**Aim**
Quote the whole listing verbatim.

Data items:
────────────────────

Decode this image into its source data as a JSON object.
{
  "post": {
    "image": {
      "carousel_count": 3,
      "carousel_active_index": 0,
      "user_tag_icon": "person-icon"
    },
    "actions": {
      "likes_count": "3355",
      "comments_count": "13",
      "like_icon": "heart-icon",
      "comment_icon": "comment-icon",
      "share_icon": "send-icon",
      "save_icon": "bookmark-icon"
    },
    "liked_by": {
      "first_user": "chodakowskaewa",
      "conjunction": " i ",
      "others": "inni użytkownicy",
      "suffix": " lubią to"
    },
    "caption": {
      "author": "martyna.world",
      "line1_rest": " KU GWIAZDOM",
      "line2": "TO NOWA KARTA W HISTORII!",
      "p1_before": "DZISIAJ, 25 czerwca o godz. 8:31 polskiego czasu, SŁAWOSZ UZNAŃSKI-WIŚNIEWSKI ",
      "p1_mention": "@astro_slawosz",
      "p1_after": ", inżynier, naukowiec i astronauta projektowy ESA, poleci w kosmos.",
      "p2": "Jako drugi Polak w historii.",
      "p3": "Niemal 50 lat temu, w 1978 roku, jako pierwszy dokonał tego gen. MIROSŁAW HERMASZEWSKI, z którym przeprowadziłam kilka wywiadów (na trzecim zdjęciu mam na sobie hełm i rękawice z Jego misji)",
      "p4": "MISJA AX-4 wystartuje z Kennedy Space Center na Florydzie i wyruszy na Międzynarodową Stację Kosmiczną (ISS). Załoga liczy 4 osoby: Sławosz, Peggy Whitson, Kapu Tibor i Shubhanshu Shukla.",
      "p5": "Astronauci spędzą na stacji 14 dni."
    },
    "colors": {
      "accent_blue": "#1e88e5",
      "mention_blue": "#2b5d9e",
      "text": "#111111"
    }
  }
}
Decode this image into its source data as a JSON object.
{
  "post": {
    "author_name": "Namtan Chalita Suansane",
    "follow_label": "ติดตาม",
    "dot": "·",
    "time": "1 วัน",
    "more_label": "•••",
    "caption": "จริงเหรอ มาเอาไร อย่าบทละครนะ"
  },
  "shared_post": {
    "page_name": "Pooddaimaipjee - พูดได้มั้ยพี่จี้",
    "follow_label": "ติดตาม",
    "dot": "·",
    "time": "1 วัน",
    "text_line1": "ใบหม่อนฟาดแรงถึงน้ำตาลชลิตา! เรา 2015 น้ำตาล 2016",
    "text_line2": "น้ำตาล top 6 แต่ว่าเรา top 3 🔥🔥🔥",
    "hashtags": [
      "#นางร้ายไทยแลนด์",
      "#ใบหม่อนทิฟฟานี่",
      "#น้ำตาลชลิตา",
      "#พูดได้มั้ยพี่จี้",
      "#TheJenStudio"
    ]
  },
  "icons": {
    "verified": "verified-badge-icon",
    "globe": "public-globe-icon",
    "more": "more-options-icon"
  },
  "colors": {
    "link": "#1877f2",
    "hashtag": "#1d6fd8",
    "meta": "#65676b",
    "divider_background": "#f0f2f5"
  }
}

────────────────────

**Reply**
Decode this image into its source data as a JSON object.
{
  "post": {
    "image": {
      "carousel_count": 3,
      "carousel_active_index": 0,
      "user_tag_icon": "person-icon"
    },
    "actions": {
      "likes_count": "3355",
      "comments_count": "13",
      "like_icon": "heart-icon",
      "comment_icon": "comment-icon",
      "share_icon": "send-icon",
      "save_icon": "bookmark-icon"
    },
    "liked_by": {
      "first_user": "chodakowskaewa",
      "conjunction": " i ",
      "others": "inni użytkownicy",
      "suffix": " lubią to"
    },
    "caption": {
      "author": "martyna.world",
      "line1_rest": " KU GWIAZDOM",
      "line2": "TO NOWA KARTA W HISTORII!",
      "p1_before": "DZISIAJ, 25 czerwca o godz. 8:31 polskiego czasu, SŁAWOSZ UZNAŃSKI-WIŚNIEWSKI ",
      "p1_mention": "@astro_slawosz",
      "p1_after": ", inżynier, naukowiec i astronauta projektowy ESA, poleci w kosmos.",
      "p2": "Jako drugi Polak w historii.",
      "p3": "Niemal 50 lat temu, w 1978 roku, jako pierwszy dokonał tego gen. MIROSŁAW HERMASZEWSKI, z którym przeprowadziłam kilka wywiadów (na trzecim zdjęciu mam na sobie hełm i rękawice z Jego misji)",
      "p4": "MISJA AX-4 wystartuje z Kennedy Space Center na Florydzie i wyruszy na Międzynarodową Stację Kosmiczną (ISS). Załoga liczy 4 osoby: Sławosz, Peggy Whitson, Kapu Tibor i Shubhanshu Shukla.",
      "p5": "Astronauci spędzą na stacji 14 dni."
    },
    "colors": {
      "accent_blue": "#1e88e5",
      "mention_blue": "#2b5d9e",
      "text": "#111111"
    }
  }
}
Decode this image into its source data as a JSON object.
{
  "post": {
    "author_name": "Namtan Chalita Suansane",
    "follow_label": "ติดตาม",
    "dot": "·",
    "time": "1 วัน",
    "more_label": "•••",
    "caption": "จริงเหรอ มาเอาไร อย่าบทละครนะ"
  },
  "shared_post": {
    "page_name": "Pooddaimaipjee - พูดได้มั้ยพี่จี้",
    "follow_label": "ติดตาม",
    "dot": "·",
    "time": "1 วัน",
    "text_line1": "ใบหม่อนฟาดแรงถึงน้ำตาลชลิตา! เรา 2015 น้ำตาล 2016",
    "text_line2": "น้ำตาล top 6 แต่ว่าเรา top 3 🔥🔥🔥",
    "hashtags": [
      "#นางร้ายไทยแลนด์",
      "#ใบหม่อนทิฟฟานี่",
      "#น้ำตาลชลิตา",
      "#พูดได้มั้ยพี่จี้",
      "#TheJenStudio"
    ]
  },
  "icons": {
    "verified": "verified-badge-icon",
    "globe": "public-globe-icon",
    "more": "more-options-icon"
  },
  "colors": {
    "link": "#1877f2",
    "hashtag": "#1d6fd8",
    "meta": "#65676b",
    "divider_background": "#f0f2f5"
  }
}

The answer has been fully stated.